* WHAT YOU WILL DO: From the listing below, copy every line with the word "Draw".
begin PROVIDED RECORDS
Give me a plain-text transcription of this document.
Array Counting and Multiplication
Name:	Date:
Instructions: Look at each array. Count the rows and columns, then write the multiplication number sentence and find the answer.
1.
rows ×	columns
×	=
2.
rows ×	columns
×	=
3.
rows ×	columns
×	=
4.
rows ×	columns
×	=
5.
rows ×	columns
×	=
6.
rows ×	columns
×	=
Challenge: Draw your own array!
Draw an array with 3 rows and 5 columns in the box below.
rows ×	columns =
end PROVIDED RECORDS
* WRITTEN ANSWER:
Challenge: Draw your own array!
Draw an array with 3 rows and 5 columns in the box below.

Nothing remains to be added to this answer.